Copy everything from "Jane Berry has" down to "was for keeps." in the cat adoption text below, swapping "Russian Blue" out for "Siamese".

Text to read:

========

Jane Berry has New York roots with Kentucky fruits. She is originally from Niagara Falls, NY, but has grown up and lived most of her life in Kentucky. She currently resides in Lexington with her cats Toby and Grace. She is a technical assistant with a managed-care services company, and she enjoys reading and writing, African drumming, and of course, cats.
I had no idea what I was getting into when my roommate and I drove to a town outside our city in response to a Craigslist ad. Much earlier, some lady’s husband was supposed to get their cat spayed, but before he did, she escaped for a little rendezvous with the neighbor’s Russian Blue. It was not a welcome mistake for them, but it turned out to be the best “oops” for me. After handling one little bundle of energy and deciding he was too squirmy for me, I picked up the smaller of the two males and decided he was for keeps.

========

Recorded information:
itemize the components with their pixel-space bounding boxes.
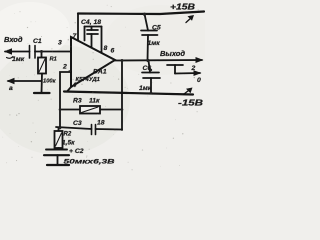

========

Answer:
Jane Berry has New York roots with Kentucky fruits. She is originally from Niagara Falls, NY, but has grown up and lived most of her life in Kentucky. She currently resides in Lexington with her cats Toby and Grace. She is a technical assistant with a managed-care services company, and she enjoys reading and writing, African drumming, and of course, cats.
I had no idea what I was getting into when my roommate and I drove to a town outside our city in response to a Craigslist ad. Much earlier, some lady’s husband was supposed to get their cat spayed, but before he did, she escaped for a little rendezvous with the neighbor’s Siamese. It was not a welcome mistake for them, but it turned out to be the best “oops” for me. After handling one little bundle of energy and deciding he was too squirmy for me, I picked up the smaller of the two males and decided he was for keeps.